In the following material, identify every line holding the string "pase" and return it.

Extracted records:
◇ ◇ ◇ ◇ ◇

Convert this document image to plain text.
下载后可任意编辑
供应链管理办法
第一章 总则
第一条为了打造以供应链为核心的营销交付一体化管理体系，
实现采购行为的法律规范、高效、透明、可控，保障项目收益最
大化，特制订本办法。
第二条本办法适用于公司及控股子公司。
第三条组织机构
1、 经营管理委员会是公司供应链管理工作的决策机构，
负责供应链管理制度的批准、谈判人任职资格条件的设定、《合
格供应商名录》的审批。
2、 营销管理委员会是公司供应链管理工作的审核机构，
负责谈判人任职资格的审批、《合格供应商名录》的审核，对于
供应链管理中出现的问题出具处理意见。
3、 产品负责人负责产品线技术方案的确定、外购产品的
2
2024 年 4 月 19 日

◇ ◇ ◇ ◇ ◇

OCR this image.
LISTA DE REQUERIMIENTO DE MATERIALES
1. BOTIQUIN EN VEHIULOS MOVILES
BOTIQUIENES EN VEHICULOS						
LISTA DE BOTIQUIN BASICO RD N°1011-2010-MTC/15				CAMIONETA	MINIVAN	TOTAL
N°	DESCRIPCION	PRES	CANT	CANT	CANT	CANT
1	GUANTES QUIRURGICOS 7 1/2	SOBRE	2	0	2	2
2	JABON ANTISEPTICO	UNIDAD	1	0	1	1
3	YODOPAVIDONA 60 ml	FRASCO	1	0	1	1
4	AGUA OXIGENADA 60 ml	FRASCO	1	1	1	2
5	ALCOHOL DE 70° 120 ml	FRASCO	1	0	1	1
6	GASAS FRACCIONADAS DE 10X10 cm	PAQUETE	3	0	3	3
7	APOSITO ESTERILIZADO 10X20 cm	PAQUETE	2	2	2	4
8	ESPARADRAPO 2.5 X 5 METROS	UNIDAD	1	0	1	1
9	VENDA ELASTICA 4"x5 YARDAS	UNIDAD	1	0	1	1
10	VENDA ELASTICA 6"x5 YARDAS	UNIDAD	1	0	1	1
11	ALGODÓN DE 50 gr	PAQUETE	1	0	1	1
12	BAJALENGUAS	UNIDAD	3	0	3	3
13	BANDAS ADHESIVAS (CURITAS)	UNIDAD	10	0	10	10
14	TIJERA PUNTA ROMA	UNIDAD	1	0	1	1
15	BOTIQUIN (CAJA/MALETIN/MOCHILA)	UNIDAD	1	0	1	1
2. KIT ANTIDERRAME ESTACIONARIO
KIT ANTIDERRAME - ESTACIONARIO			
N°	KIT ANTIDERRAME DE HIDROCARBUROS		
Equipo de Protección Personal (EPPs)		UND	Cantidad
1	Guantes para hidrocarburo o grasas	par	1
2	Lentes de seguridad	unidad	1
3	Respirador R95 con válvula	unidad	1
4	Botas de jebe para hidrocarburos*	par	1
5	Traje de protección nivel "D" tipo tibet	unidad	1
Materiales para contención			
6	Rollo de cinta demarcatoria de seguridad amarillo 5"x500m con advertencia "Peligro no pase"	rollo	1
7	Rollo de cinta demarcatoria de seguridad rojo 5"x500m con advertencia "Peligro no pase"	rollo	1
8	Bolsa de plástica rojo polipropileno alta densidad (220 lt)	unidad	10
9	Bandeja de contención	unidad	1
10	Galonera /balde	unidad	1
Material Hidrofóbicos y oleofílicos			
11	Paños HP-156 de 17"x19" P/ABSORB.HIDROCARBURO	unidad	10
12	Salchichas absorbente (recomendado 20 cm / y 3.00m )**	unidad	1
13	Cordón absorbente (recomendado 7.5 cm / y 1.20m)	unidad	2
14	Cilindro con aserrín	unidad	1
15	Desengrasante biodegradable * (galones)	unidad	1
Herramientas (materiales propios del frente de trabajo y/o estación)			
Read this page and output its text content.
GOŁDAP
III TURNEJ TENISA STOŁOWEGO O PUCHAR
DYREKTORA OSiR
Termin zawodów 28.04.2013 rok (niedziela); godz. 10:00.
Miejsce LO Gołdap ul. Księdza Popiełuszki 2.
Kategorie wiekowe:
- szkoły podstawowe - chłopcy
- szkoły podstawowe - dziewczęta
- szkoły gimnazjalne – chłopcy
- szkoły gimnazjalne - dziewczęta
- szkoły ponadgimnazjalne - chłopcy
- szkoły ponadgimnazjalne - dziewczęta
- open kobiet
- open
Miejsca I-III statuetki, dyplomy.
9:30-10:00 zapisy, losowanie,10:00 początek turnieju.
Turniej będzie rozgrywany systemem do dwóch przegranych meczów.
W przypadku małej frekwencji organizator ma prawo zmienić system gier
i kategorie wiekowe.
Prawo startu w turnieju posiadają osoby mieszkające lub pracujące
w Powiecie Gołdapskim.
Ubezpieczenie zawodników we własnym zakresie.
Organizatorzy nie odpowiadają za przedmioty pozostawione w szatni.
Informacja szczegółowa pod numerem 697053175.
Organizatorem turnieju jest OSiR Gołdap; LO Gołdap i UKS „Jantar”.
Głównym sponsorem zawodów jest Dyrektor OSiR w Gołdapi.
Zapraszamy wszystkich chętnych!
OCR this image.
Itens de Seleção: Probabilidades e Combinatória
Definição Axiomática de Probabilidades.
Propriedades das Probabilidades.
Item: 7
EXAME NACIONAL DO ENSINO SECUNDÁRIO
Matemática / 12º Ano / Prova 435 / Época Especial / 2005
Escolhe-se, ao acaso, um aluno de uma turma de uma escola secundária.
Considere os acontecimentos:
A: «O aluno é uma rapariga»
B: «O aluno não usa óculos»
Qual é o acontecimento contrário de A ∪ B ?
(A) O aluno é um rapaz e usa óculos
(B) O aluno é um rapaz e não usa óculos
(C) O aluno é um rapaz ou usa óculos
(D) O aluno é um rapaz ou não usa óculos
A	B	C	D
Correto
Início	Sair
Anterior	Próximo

◇ ◇ ◇ ◇ ◇

» The completed task:
6	Rollo de cinta demarcatoria de seguridad amarillo 5"x500m con advertencia "Peligro no pase"	rollo	1
7	Rollo de cinta demarcatoria de seguridad rojo 5"x500m con advertencia "Peligro no pase"	rollo	1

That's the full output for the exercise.